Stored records
---*---

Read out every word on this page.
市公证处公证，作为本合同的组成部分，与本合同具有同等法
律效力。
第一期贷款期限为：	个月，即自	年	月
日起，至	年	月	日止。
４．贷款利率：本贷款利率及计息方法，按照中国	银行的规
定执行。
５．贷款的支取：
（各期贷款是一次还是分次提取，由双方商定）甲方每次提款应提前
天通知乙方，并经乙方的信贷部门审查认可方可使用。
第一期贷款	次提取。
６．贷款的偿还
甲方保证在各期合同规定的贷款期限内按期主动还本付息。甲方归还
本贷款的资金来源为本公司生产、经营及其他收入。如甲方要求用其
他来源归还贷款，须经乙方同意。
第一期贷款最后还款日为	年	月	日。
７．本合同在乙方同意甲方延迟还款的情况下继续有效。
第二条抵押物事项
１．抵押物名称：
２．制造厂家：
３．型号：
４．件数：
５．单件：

---*---

> [Task objective]: All of the entries should be written out again exactly.

> [Output for this exercise]:
Read out every word on this page.
市公证处公证，作为本合同的组成部分，与本合同具有同等法
律效力。
第一期贷款期限为：	个月，即自	年	月
日起，至	年	月	日止。
４．贷款利率：本贷款利率及计息方法，按照中国	银行的规
定执行。
５．贷款的支取：
（各期贷款是一次还是分次提取，由双方商定）甲方每次提款应提前
天通知乙方，并经乙方的信贷部门审查认可方可使用。
第一期贷款	次提取。
６．贷款的偿还
甲方保证在各期合同规定的贷款期限内按期主动还本付息。甲方归还
本贷款的资金来源为本公司生产、经营及其他收入。如甲方要求用其
他来源归还贷款，须经乙方同意。
第一期贷款最后还款日为	年	月	日。
７．本合同在乙方同意甲方延迟还款的情况下继续有效。
第二条抵押物事项
１．抵押物名称：
２．制造厂家：
３．型号：
４．件数：
５．单件：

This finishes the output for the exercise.